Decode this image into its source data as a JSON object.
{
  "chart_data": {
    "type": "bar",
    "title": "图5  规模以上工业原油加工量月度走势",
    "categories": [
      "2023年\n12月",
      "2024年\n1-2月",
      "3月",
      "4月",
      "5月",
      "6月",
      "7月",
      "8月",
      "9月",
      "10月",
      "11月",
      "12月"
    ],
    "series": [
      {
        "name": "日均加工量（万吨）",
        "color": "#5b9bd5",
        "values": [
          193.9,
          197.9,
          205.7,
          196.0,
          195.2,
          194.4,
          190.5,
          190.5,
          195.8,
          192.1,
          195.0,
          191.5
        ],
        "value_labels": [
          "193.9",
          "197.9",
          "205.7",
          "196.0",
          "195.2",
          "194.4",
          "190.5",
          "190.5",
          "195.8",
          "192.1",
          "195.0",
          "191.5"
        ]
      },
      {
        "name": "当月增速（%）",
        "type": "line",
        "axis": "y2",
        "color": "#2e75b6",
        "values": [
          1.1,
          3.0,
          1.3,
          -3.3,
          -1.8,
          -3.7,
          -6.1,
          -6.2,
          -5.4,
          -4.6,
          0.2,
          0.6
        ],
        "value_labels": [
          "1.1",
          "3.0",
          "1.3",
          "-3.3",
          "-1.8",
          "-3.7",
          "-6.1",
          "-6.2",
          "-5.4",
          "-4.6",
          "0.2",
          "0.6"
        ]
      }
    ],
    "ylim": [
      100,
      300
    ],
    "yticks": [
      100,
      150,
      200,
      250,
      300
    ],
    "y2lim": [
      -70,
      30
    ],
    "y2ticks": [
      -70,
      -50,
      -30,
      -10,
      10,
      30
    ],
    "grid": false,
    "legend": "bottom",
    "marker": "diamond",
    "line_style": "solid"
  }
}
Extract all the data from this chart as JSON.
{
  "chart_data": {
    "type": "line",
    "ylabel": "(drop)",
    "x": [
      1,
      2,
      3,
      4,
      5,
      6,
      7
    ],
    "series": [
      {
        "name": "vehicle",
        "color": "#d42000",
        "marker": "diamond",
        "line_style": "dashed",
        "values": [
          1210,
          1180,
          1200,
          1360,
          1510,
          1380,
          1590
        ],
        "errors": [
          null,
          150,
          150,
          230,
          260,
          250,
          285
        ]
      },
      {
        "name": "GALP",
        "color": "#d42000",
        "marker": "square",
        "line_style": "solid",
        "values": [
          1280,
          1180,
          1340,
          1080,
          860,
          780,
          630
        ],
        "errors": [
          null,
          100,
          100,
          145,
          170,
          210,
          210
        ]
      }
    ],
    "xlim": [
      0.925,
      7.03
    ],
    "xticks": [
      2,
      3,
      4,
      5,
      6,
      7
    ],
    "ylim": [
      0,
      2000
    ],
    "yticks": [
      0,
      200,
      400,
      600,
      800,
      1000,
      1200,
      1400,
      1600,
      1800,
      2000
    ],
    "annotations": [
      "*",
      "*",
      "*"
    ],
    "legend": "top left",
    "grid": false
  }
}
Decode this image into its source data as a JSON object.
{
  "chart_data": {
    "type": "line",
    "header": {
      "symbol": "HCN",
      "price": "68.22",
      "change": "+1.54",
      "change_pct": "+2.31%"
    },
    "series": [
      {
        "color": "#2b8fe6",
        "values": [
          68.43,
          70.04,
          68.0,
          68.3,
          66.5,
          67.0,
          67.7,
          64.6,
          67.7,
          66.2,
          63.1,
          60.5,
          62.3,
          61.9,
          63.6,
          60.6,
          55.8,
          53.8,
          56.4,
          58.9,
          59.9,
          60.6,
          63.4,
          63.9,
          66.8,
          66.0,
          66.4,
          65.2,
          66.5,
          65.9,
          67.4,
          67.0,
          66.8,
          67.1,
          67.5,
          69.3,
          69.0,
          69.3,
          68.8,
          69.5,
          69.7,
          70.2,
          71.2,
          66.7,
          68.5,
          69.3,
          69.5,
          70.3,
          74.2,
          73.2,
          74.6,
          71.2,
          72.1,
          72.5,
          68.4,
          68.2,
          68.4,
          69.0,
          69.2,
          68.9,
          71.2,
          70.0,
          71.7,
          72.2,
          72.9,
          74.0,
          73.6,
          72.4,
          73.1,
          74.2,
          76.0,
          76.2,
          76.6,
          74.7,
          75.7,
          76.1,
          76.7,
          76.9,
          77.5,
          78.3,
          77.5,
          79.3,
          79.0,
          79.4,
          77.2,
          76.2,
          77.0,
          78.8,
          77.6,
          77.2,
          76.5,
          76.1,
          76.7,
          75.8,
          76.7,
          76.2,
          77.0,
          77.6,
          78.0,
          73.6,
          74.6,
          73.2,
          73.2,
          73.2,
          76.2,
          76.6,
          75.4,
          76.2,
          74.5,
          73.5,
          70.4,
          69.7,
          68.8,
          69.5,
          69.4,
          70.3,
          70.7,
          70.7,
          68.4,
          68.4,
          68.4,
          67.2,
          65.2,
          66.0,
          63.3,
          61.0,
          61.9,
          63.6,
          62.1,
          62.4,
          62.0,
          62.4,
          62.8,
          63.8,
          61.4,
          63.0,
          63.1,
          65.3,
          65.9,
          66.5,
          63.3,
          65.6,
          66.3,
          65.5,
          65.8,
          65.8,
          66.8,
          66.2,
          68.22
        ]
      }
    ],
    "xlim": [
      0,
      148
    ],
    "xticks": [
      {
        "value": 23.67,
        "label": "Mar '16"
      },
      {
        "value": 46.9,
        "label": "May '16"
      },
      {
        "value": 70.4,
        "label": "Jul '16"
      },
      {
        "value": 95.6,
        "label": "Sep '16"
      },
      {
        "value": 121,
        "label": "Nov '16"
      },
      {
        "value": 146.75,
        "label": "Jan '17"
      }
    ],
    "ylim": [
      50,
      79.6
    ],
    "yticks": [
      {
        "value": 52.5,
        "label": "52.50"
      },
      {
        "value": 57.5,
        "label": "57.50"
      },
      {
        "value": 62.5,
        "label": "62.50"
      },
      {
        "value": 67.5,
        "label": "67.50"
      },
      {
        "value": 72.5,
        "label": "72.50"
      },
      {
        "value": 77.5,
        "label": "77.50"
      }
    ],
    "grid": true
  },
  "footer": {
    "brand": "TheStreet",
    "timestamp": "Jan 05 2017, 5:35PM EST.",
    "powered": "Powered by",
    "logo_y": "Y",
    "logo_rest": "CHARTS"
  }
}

########################################

Stated goal:
The records above should all be quoted exactly, please.

Exercise output:
Decode this image into its source data as a JSON object.
{
  "chart_data": {
    "type": "bar",
    "title": "图5  规模以上工业原油加工量月度走势",
    "categories": [
      "2023年\n12月",
      "2024年\n1-2月",
      "3月",
      "4月",
      "5月",
      "6月",
      "7月",
      "8月",
      "9月",
      "10月",
      "11月",
      "12月"
    ],
    "series": [
      {
        "name": "日均加工量（万吨）",
        "color": "#5b9bd5",
        "values": [
          193.9,
          197.9,
          205.7,
          196.0,
          195.2,
          194.4,
          190.5,
          190.5,
          195.8,
          192.1,
          195.0,
          191.5
        ],
        "value_labels": [
          "193.9",
          "197.9",
          "205.7",
          "196.0",
          "195.2",
          "194.4",
          "190.5",
          "190.5",
          "195.8",
          "192.1",
          "195.0",
          "191.5"
        ]
      },
      {
        "name": "当月增速（%）",
        "type": "line",
        "axis": "y2",
        "color": "#2e75b6",
        "values": [
          1.1,
          3.0,
          1.3,
          -3.3,
          -1.8,
          -3.7,
          -6.1,
          -6.2,
          -5.4,
          -4.6,
          0.2,
          0.6
        ],
        "value_labels": [
          "1.1",
          "3.0",
          "1.3",
          "-3.3",
          "-1.8",
          "-3.7",
          "-6.1",
          "-6.2",
          "-5.4",
          "-4.6",
          "0.2",
          "0.6"
        ]
      }
    ],
    "ylim": [
      100,
      300
    ],
    "yticks": [
      100,
      150,
      200,
      250,
      300
    ],
    "y2lim": [
      -70,
      30
    ],
    "y2ticks": [
      -70,
      -50,
      -30,
      -10,
      10,
      30
    ],
    "grid": false,
    "legend": "bottom",
    "marker": "diamond",
    "line_style": "solid"
  }
}
Extract all the data from this chart as JSON.
{
  "chart_data": {
    "type": "line",
    "ylabel": "(drop)",
    "x": [
      1,
      2,
      3,
      4,
      5,
      6,
      7
    ],
    "series": [
      {
        "name": "vehicle",
        "color": "#d42000",
        "marker": "diamond",
        "line_style": "dashed",
        "values": [
          1210,
          1180,
          1200,
          1360,
          1510,
          1380,
          1590
        ],
        "errors": [
          null,
          150,
          150,
          230,
          260,
          250,
          285
        ]
      },
      {
        "name": "GALP",
        "color": "#d42000",
        "marker": "square",
        "line_style": "solid",
        "values": [
          1280,
          1180,
          1340,
          1080,
          860,
          780,
          630
        ],
        "errors": [
          null,
          100,
          100,
          145,
          170,
          210,
          210
        ]
      }
    ],
    "xlim": [
      0.925,
      7.03
    ],
    "xticks": [
      2,
      3,
      4,
      5,
      6,
      7
    ],
    "ylim": [
      0,
      2000
    ],
    "yticks": [
      0,
      200,
      400,
      600,
      800,
      1000,
      1200,
      1400,
      1600,
      1800,
      2000
    ],
    "annotations": [
      "*",
      "*",
      "*"
    ],
    "legend": "top left",
    "grid": false
  }
}
Decode this image into its source data as a JSON object.
{
  "chart_data": {
    "type": "line",
    "header": {
      "symbol": "HCN",
      "price": "68.22",
      "change": "+1.54",
      "change_pct": "+2.31%"
    },
    "series": [
      {
        "color": "#2b8fe6",
        "values": [
          68.43,
          70.04,
          68.0,
          68.3,
          66.5,
          67.0,
          67.7,
          64.6,
          67.7,
          66.2,
          63.1,
          60.5,
          62.3,
          61.9,
          63.6,
          60.6,
          55.8,
          53.8,
          56.4,
          58.9,
          59.9,
          60.6,
          63.4,
          63.9,
          66.8,
          66.0,
          66.4,
          65.2,
          66.5,
          65.9,
          67.4,
          67.0,
          66.8,
          67.1,
          67.5,
          69.3,
          69.0,
          69.3,
          68.8,
          69.5,
          69.7,
          70.2,
          71.2,
          66.7,
          68.5,
          69.3,
          69.5,
          70.3,
          74.2,
          73.2,
          74.6,
          71.2,
          72.1,
          72.5,
          68.4,
          68.2,
          68.4,
          69.0,
          69.2,
          68.9,
          71.2,
          70.0,
          71.7,
          72.2,
          72.9,
          74.0,
          73.6,
          72.4,
          73.1,
          74.2,
          76.0,
          76.2,
          76.6,
          74.7,
          75.7,
          76.1,
          76.7,
          76.9,
          77.5,
          78.3,
          77.5,
          79.3,
          79.0,
          79.4,
          77.2,
          76.2,
          77.0,
          78.8,
          77.6,
          77.2,
          76.5,
          76.1,
          76.7,
          75.8,
          76.7,
          76.2,
          77.0,
          77.6,
          78.0,
          73.6,
          74.6,
          73.2,
          73.2,
          73.2,
          76.2,
          76.6,
          75.4,
          76.2,
          74.5,
          73.5,
          70.4,
          69.7,
          68.8,
          69.5,
          69.4,
          70.3,
          70.7,
          70.7,
          68.4,
          68.4,
          68.4,
          67.2,
          65.2,
          66.0,
          63.3,
          61.0,
          61.9,
          63.6,
          62.1,
          62.4,
          62.0,
          62.4,
          62.8,
          63.8,
          61.4,
          63.0,
          63.1,
          65.3,
          65.9,
          66.5,
          63.3,
          65.6,
          66.3,
          65.5,
          65.8,
          65.8,
          66.8,
          66.2,
          68.22
        ]
      }
    ],
    "xlim": [
      0,
      148
    ],
    "xticks": [
      {
        "value": 23.67,
        "label": "Mar '16"
      },
      {
        "value": 46.9,
        "label": "May '16"
      },
      {
        "value": 70.4,
        "label": "Jul '16"
      },
      {
        "value": 95.6,
        "label": "Sep '16"
      },
      {
        "value": 121,
        "label": "Nov '16"
      },
      {
        "value": 146.75,
        "label": "Jan '17"
      }
    ],
    "ylim": [
      50,
      79.6
    ],
    "yticks": [
      {
        "value": 52.5,
        "label": "52.50"
      },
      {
        "value": 57.5,
        "label": "57.50"
      },
      {
        "value": 62.5,
        "label": "62.50"
      },
      {
        "value": 67.5,
        "label": "67.50"
      },
      {
        "value": 72.5,
        "label": "72.50"
      },
      {
        "value": 77.5,
        "label": "77.50"
      }
    ],
    "grid": true
  },
  "footer": {
    "brand": "TheStreet",
    "timestamp": "Jan 05 2017, 5:35PM EST.",
    "powered": "Powered by",
    "logo_y": "Y",
    "logo_rest": "CHARTS"
  }
}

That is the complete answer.